— Begin Listing —

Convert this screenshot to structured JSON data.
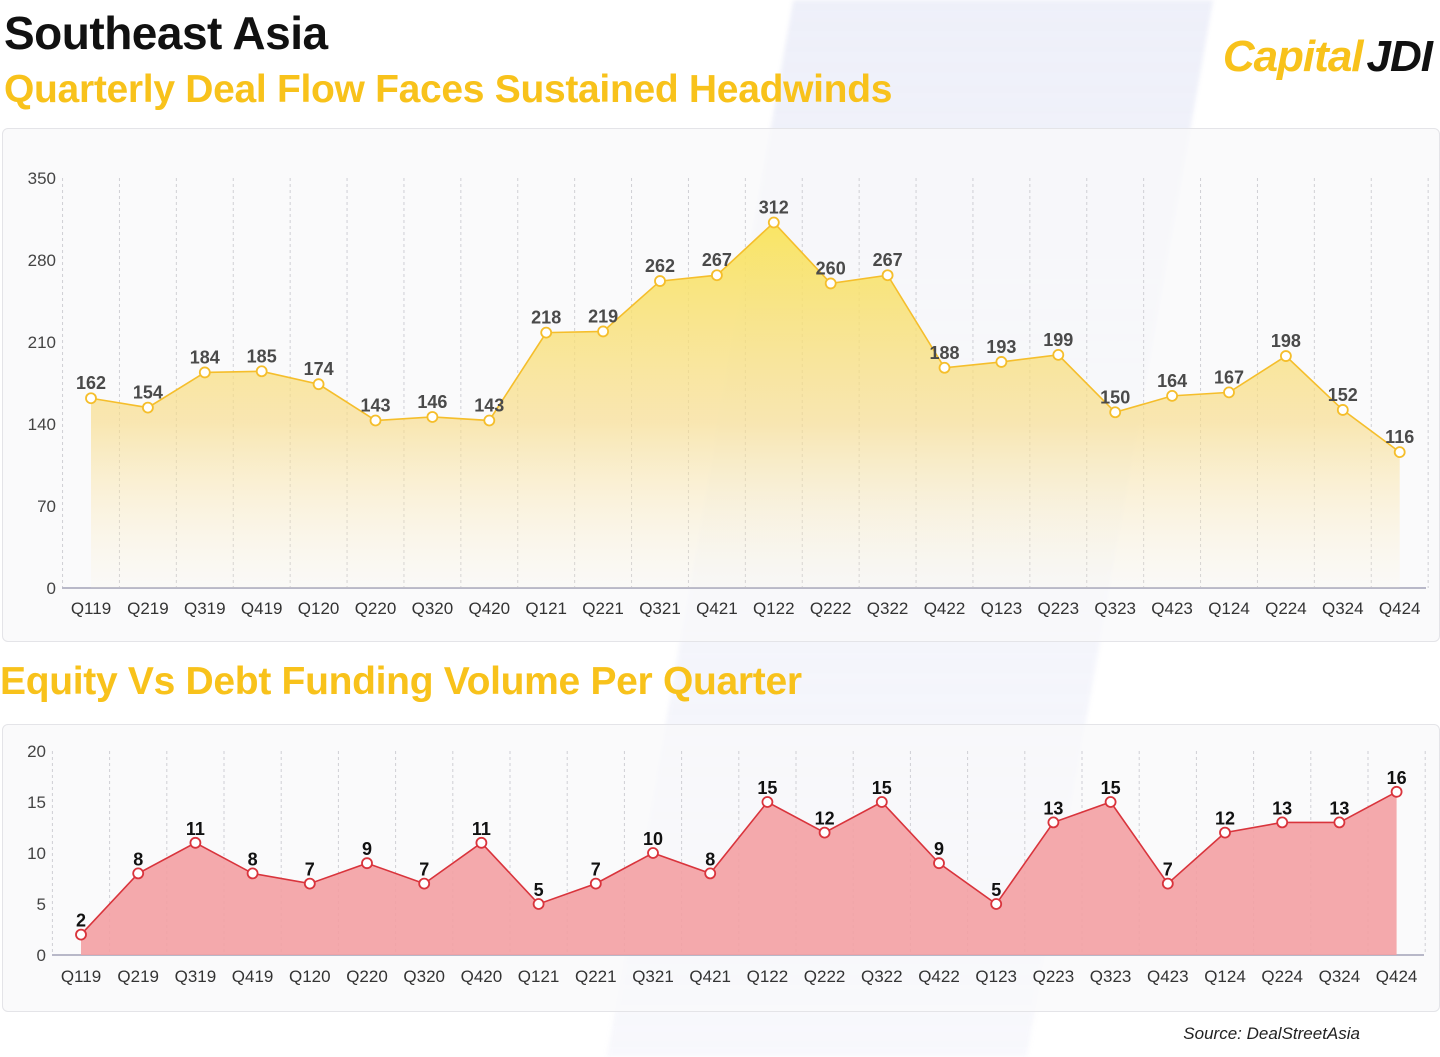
{
  "header": {
    "title": "Southeast Asia",
    "logo_text": "Capital",
    "logo_mark": "JDI"
  },
  "source": "Source: DealStreetAsia",
  "colors": {
    "accent": "#F8C21B",
    "deal_line": "#F5BE2B",
    "funding_line": "#D9343C",
    "funding_fill": "#F3A0A3"
  },
  "chart_data": [
    {
      "type": "area",
      "title": "Quarterly Deal Flow Faces Sustained Headwinds",
      "xlabel": "",
      "ylabel": "",
      "categories": [
        "Q119",
        "Q219",
        "Q319",
        "Q419",
        "Q120",
        "Q220",
        "Q320",
        "Q420",
        "Q121",
        "Q221",
        "Q321",
        "Q421",
        "Q122",
        "Q222",
        "Q322",
        "Q422",
        "Q123",
        "Q223",
        "Q323",
        "Q423",
        "Q124",
        "Q224",
        "Q324",
        "Q424"
      ],
      "values": [
        162,
        154,
        184,
        185,
        174,
        143,
        146,
        143,
        218,
        219,
        262,
        267,
        312,
        260,
        267,
        188,
        193,
        199,
        150,
        164,
        167,
        198,
        152,
        116
      ],
      "yticks": [
        0,
        70,
        140,
        210,
        280,
        350
      ],
      "ylim": [
        0,
        350
      ],
      "grid": "vertical-dashed",
      "legend": "none"
    },
    {
      "type": "area",
      "title": "Equity Vs Debt Funding Volume Per Quarter",
      "xlabel": "",
      "ylabel": "",
      "categories": [
        "Q119",
        "Q219",
        "Q319",
        "Q419",
        "Q120",
        "Q220",
        "Q320",
        "Q420",
        "Q121",
        "Q221",
        "Q321",
        "Q421",
        "Q122",
        "Q222",
        "Q322",
        "Q422",
        "Q123",
        "Q223",
        "Q323",
        "Q423",
        "Q124",
        "Q224",
        "Q324",
        "Q424"
      ],
      "values": [
        2,
        8,
        11,
        8,
        7,
        9,
        7,
        11,
        5,
        7,
        10,
        8,
        15,
        12,
        15,
        9,
        5,
        13,
        15,
        7,
        12,
        13,
        13,
        16
      ],
      "yticks": [
        0,
        5,
        10,
        15,
        20
      ],
      "ylim": [
        0,
        20
      ],
      "grid": "vertical-dashed",
      "legend": "none"
    }
  ]
}
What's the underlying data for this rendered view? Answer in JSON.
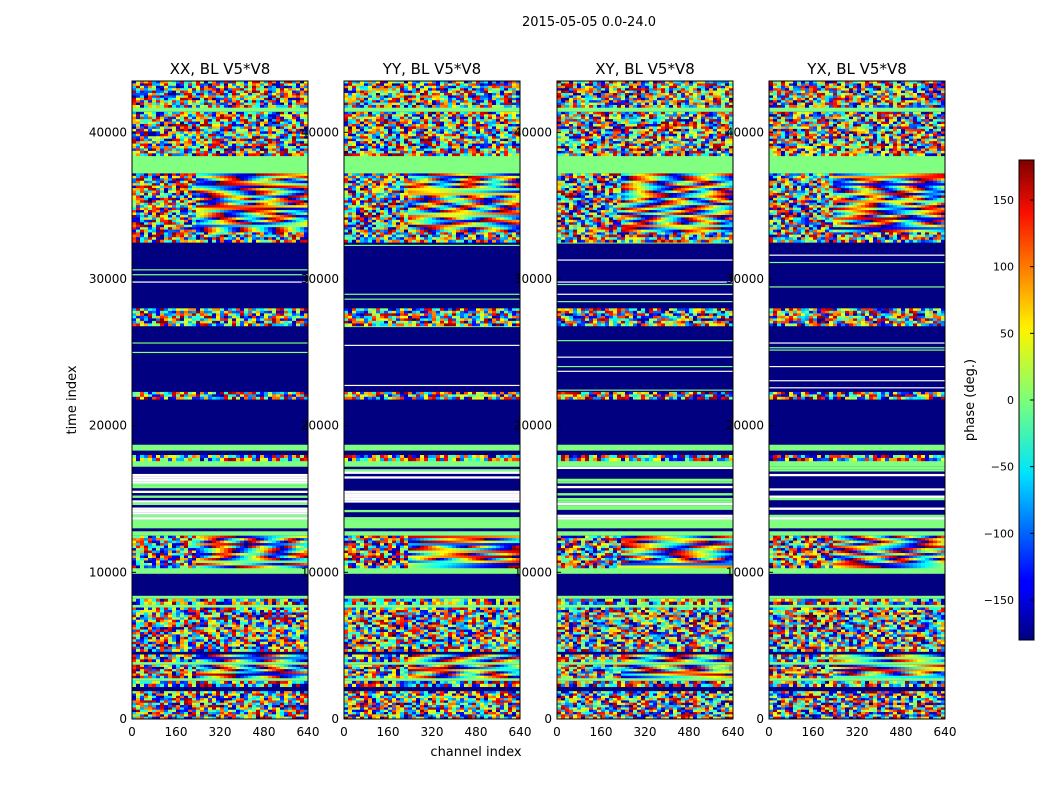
{
  "suptitle": "2015-05-05 0.0-24.0",
  "chart_data": {
    "type": "heatmap",
    "title": "2015-05-05 0.0-24.0",
    "xlabel": "channel index",
    "ylabel": "time index",
    "xlim": [
      0,
      640
    ],
    "ylim": [
      0,
      43500
    ],
    "xticks": [
      0,
      160,
      320,
      480,
      640
    ],
    "yticks": [
      0,
      10000,
      20000,
      30000,
      40000
    ],
    "colormap": "jet",
    "colorbar": {
      "label": "phase (deg.)",
      "range": [
        -180,
        180
      ],
      "ticks": [
        -150,
        -100,
        -50,
        0,
        50,
        100,
        150
      ]
    },
    "panels": [
      {
        "title": "XX, BL V5*V8",
        "correlation": "XX"
      },
      {
        "title": "YY, BL V5*V8",
        "correlation": "YY"
      },
      {
        "title": "XY, BL V5*V8",
        "correlation": "XY"
      },
      {
        "title": "YX, BL V5*V8",
        "correlation": "YX"
      }
    ],
    "flagged_value": -180,
    "time_bands": [
      {
        "from": 0,
        "to": 1900,
        "kind": "noise"
      },
      {
        "from": 1900,
        "to": 2200,
        "kind": "flag"
      },
      {
        "from": 2200,
        "to": 2600,
        "kind": "noise"
      },
      {
        "from": 2600,
        "to": 2800,
        "kind": "green"
      },
      {
        "from": 2800,
        "to": 3700,
        "kind": "fringe"
      },
      {
        "from": 3700,
        "to": 3900,
        "kind": "green"
      },
      {
        "from": 3900,
        "to": 4400,
        "kind": "fringe"
      },
      {
        "from": 4400,
        "to": 4600,
        "kind": "flag"
      },
      {
        "from": 4600,
        "to": 7600,
        "kind": "noise"
      },
      {
        "from": 7600,
        "to": 7800,
        "kind": "green"
      },
      {
        "from": 7800,
        "to": 8200,
        "kind": "noise"
      },
      {
        "from": 8200,
        "to": 8400,
        "kind": "green"
      },
      {
        "from": 8400,
        "to": 9900,
        "kind": "flag"
      },
      {
        "from": 9900,
        "to": 10300,
        "kind": "green"
      },
      {
        "from": 10300,
        "to": 12500,
        "kind": "fringe"
      },
      {
        "from": 12500,
        "to": 12800,
        "kind": "green"
      },
      {
        "from": 12800,
        "to": 13000,
        "kind": "flag"
      },
      {
        "from": 13000,
        "to": 13600,
        "kind": "green"
      },
      {
        "from": 13600,
        "to": 17200,
        "kind": "striped"
      },
      {
        "from": 17200,
        "to": 17600,
        "kind": "green"
      },
      {
        "from": 17600,
        "to": 18000,
        "kind": "noise"
      },
      {
        "from": 18000,
        "to": 18300,
        "kind": "flag"
      },
      {
        "from": 18300,
        "to": 18700,
        "kind": "green"
      },
      {
        "from": 18700,
        "to": 19200,
        "kind": "flag"
      },
      {
        "from": 19200,
        "to": 21800,
        "kind": "flag"
      },
      {
        "from": 21800,
        "to": 22300,
        "kind": "noise"
      },
      {
        "from": 22300,
        "to": 26800,
        "kind": "flagsparse"
      },
      {
        "from": 26800,
        "to": 28000,
        "kind": "noise"
      },
      {
        "from": 28000,
        "to": 32500,
        "kind": "flagsparse"
      },
      {
        "from": 32500,
        "to": 33200,
        "kind": "noise"
      },
      {
        "from": 33200,
        "to": 37200,
        "kind": "fringe"
      },
      {
        "from": 37200,
        "to": 38400,
        "kind": "green"
      },
      {
        "from": 38400,
        "to": 41400,
        "kind": "noise"
      },
      {
        "from": 41400,
        "to": 41700,
        "kind": "green"
      },
      {
        "from": 41700,
        "to": 43500,
        "kind": "noise"
      }
    ]
  }
}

— End Listing —

▶ [What you will do]
Transcribe the records above exactly, leaving out every picture.

▶ [Answer for the task]
Convert this screenshot to structured JSON data.
{
  "header": {
    "title": "Southeast Asia",
    "logo_text": "Capital",
    "logo_mark": "JDI"
  },
  "source": "Source: DealStreetAsia",
  "colors": {
    "accent": "#F8C21B",
    "deal_line": "#F5BE2B",
    "funding_line": "#D9343C",
    "funding_fill": "#F3A0A3"
  },
  "chart_data": [
    {
      "type": "area",
      "title": "Quarterly Deal Flow Faces Sustained Headwinds",
      "xlabel": "",
      "ylabel": "",
      "categories": [
        "Q119",
        "Q219",
        "Q319",
        "Q419",
        "Q120",
        "Q220",
        "Q320",
        "Q420",
        "Q121",
        "Q221",
        "Q321",
        "Q421",
        "Q122",
        "Q222",
        "Q322",
        "Q422",
        "Q123",
        "Q223",
        "Q323",
        "Q423",
        "Q124",
        "Q224",
        "Q324",
        "Q424"
      ],
      "values": [
        162,
        154,
        184,
        185,
        174,
        143,
        146,
        143,
        218,
        219,
        262,
        267,
        312,
        260,
        267,
        188,
        193,
        199,
        150,
        164,
        167,
        198,
        152,
        116
      ],
      "yticks": [
        0,
        70,
        140,
        210,
        280,
        350
      ],
      "ylim": [
        0,
        350
      ],
      "grid": "vertical-dashed",
      "legend": "none"
    },
    {
      "type": "area",
      "title": "Equity Vs Debt Funding Volume Per Quarter",
      "xlabel": "",
      "ylabel": "",
      "categories": [
        "Q119",
        "Q219",
        "Q319",
        "Q419",
        "Q120",
        "Q220",
        "Q320",
        "Q420",
        "Q121",
        "Q221",
        "Q321",
        "Q421",
        "Q122",
        "Q222",
        "Q322",
        "Q422",
        "Q123",
        "Q223",
        "Q323",
        "Q423",
        "Q124",
        "Q224",
        "Q324",
        "Q424"
      ],
      "values": [
        2,
        8,
        11,
        8,
        7,
        9,
        7,
        11,
        5,
        7,
        10,
        8,
        15,
        12,
        15,
        9,
        5,
        13,
        15,
        7,
        12,
        13,
        13,
        16
      ],
      "yticks": [
        0,
        5,
        10,
        15,
        20
      ],
      "ylim": [
        0,
        20
      ],
      "grid": "vertical-dashed",
      "legend": "none"
    }
  ]
}
What's the underlying data for this rendered view? Answer in JSON.
{
  "suptitle": "2015-05-05 0.0-24.0",
  "chart_data": {
    "type": "heatmap",
    "title": "2015-05-05 0.0-24.0",
    "xlabel": "channel index",
    "ylabel": "time index",
    "xlim": [
      0,
      640
    ],
    "ylim": [
      0,
      43500
    ],
    "xticks": [
      0,
      160,
      320,
      480,
      640
    ],
    "yticks": [
      0,
      10000,
      20000,
      30000,
      40000
    ],
    "colormap": "jet",
    "colorbar": {
      "label": "phase (deg.)",
      "range": [
        -180,
        180
      ],
      "ticks": [
        -150,
        -100,
        -50,
        0,
        50,
        100,
        150
      ]
    },
    "panels": [
      {
        "title": "XX, BL V5*V8",
        "correlation": "XX"
      },
      {
        "title": "YY, BL V5*V8",
        "correlation": "YY"
      },
      {
        "title": "XY, BL V5*V8",
        "correlation": "XY"
      },
      {
        "title": "YX, BL V5*V8",
        "correlation": "YX"
      }
    ],
    "flagged_value": -180,
    "time_bands": [
      {
        "from": 0,
        "to": 1900,
        "kind": "noise"
      },
      {
        "from": 1900,
        "to": 2200,
        "kind": "flag"
      },
      {
        "from": 2200,
        "to": 2600,
        "kind": "noise"
      },
      {
        "from": 2600,
        "to": 2800,
        "kind": "green"
      },
      {
        "from": 2800,
        "to": 3700,
        "kind": "fringe"
      },
      {
        "from": 3700,
        "to": 3900,
        "kind": "green"
      },
      {
        "from": 3900,
        "to": 4400,
        "kind": "fringe"
      },
      {
        "from": 4400,
        "to": 4600,
        "kind": "flag"
      },
      {
        "from": 4600,
        "to": 7600,
        "kind": "noise"
      },
      {
        "from": 7600,
        "to": 7800,
        "kind": "green"
      },
      {
        "from": 7800,
        "to": 8200,
        "kind": "noise"
      },
      {
        "from": 8200,
        "to": 8400,
        "kind": "green"
      },
      {
        "from": 8400,
        "to": 9900,
        "kind": "flag"
      },
      {
        "from": 9900,
        "to": 10300,
        "kind": "green"
      },
      {
        "from": 10300,
        "to": 12500,
        "kind": "fringe"
      },
      {
        "from": 12500,
        "to": 12800,
        "kind": "green"
      },
      {
        "from": 12800,
        "to": 13000,
        "kind": "flag"
      },
      {
        "from": 13000,
        "to": 13600,
        "kind": "green"
      },
      {
        "from": 13600,
        "to": 17200,
        "kind": "striped"
      },
      {
        "from": 17200,
        "to": 17600,
        "kind": "green"
      },
      {
        "from": 17600,
        "to": 18000,
        "kind": "noise"
      },
      {
        "from": 18000,
        "to": 18300,
        "kind": "flag"
      },
      {
        "from": 18300,
        "to": 18700,
        "kind": "green"
      },
      {
        "from": 18700,
        "to": 19200,
        "kind": "flag"
      },
      {
        "from": 19200,
        "to": 21800,
        "kind": "flag"
      },
      {
        "from": 21800,
        "to": 22300,
        "kind": "noise"
      },
      {
        "from": 22300,
        "to": 26800,
        "kind": "flagsparse"
      },
      {
        "from": 26800,
        "to": 28000,
        "kind": "noise"
      },
      {
        "from": 28000,
        "to": 32500,
        "kind": "flagsparse"
      },
      {
        "from": 32500,
        "to": 33200,
        "kind": "noise"
      },
      {
        "from": 33200,
        "to": 37200,
        "kind": "fringe"
      },
      {
        "from": 37200,
        "to": 38400,
        "kind": "green"
      },
      {
        "from": 38400,
        "to": 41400,
        "kind": "noise"
      },
      {
        "from": 41400,
        "to": 41700,
        "kind": "green"
      },
      {
        "from": 41700,
        "to": 43500,
        "kind": "noise"
      }
    ]
  }
}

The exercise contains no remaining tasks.